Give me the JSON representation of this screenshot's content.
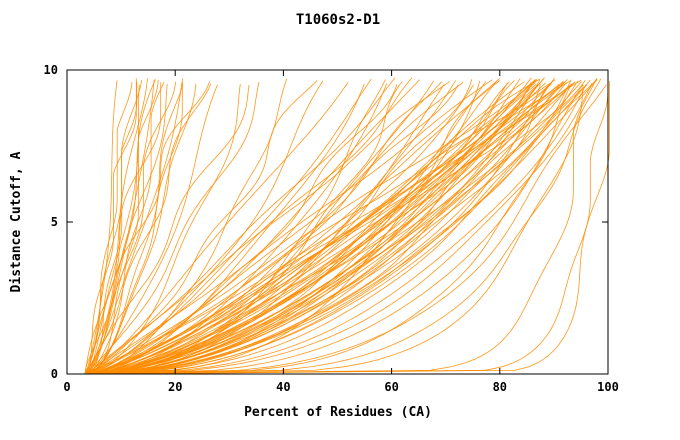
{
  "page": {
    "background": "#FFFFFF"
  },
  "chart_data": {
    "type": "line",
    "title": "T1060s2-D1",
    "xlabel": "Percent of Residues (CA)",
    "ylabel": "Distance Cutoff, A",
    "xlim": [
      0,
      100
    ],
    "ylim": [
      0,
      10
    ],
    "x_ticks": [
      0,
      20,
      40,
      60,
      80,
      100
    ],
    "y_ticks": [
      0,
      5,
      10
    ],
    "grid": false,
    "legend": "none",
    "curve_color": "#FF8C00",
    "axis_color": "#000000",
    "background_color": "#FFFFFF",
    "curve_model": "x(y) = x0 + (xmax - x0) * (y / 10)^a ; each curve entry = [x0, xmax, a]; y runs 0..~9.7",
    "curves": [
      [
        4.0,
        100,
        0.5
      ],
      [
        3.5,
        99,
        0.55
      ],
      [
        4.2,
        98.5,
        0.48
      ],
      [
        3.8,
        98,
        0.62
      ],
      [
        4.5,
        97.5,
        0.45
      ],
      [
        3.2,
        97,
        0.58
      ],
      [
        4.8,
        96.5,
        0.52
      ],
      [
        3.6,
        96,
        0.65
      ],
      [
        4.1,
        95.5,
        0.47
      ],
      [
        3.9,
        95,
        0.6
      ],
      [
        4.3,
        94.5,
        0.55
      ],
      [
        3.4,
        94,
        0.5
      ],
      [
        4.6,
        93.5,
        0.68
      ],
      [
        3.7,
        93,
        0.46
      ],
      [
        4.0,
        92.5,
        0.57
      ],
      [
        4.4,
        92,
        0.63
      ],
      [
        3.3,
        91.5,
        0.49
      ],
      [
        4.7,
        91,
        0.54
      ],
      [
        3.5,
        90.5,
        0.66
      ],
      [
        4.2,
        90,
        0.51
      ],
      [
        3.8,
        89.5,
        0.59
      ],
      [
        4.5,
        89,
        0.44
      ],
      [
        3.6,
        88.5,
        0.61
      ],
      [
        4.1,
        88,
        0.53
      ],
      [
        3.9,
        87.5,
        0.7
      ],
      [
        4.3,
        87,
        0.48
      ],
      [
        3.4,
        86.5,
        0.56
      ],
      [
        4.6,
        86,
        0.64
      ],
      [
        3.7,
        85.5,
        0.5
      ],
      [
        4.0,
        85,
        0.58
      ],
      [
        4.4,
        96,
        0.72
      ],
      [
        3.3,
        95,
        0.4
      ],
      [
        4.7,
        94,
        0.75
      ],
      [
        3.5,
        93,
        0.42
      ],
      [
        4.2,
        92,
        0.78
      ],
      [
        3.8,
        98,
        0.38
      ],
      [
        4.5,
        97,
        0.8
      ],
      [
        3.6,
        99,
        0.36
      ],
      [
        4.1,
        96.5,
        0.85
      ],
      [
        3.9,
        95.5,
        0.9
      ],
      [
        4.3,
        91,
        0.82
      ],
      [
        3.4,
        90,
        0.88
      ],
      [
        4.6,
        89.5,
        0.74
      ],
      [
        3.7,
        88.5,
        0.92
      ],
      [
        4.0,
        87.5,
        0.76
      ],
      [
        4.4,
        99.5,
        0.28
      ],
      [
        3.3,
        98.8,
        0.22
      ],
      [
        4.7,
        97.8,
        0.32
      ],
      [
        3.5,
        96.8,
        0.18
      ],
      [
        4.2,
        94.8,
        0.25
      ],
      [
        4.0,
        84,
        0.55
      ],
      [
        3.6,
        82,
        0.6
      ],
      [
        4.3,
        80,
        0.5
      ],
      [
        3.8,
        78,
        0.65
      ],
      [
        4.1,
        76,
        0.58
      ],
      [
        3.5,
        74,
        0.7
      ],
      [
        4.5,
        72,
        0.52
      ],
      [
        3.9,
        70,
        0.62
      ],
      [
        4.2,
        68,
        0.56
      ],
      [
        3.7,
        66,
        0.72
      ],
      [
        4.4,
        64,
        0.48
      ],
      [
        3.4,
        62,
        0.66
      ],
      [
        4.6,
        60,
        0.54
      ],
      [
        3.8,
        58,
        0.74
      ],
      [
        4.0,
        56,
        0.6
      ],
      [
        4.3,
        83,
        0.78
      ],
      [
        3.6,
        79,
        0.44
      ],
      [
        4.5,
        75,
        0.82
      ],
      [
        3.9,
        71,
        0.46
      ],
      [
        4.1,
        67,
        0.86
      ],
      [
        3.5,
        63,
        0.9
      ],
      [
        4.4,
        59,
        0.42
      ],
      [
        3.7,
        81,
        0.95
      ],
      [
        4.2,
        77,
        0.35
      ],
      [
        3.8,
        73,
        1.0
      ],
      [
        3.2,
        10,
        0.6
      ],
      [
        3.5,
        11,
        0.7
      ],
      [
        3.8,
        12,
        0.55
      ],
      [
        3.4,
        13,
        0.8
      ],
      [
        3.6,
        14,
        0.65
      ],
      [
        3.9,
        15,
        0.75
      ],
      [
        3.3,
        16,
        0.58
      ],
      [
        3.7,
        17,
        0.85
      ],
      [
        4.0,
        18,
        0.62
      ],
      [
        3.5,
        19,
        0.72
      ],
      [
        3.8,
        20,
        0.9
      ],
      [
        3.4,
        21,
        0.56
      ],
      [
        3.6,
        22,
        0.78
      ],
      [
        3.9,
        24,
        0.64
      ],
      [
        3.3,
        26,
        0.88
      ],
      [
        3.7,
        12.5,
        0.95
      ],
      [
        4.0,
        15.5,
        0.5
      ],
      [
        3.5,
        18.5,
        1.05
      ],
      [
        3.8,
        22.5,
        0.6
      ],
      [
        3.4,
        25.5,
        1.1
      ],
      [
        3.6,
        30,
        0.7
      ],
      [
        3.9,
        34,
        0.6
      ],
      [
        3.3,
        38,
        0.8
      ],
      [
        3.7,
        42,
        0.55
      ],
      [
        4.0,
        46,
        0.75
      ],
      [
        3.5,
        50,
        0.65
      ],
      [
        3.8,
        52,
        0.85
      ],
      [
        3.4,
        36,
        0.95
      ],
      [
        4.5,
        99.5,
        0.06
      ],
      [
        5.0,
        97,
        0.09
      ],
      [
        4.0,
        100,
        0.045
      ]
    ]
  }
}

*DO THIS*: Look through the entries and return every line where "FFFFFF" appears.

*SOLUTION TO THE EXERCISE*:
    "background": "#FFFFFF"
    "background_color": "#FFFFFF",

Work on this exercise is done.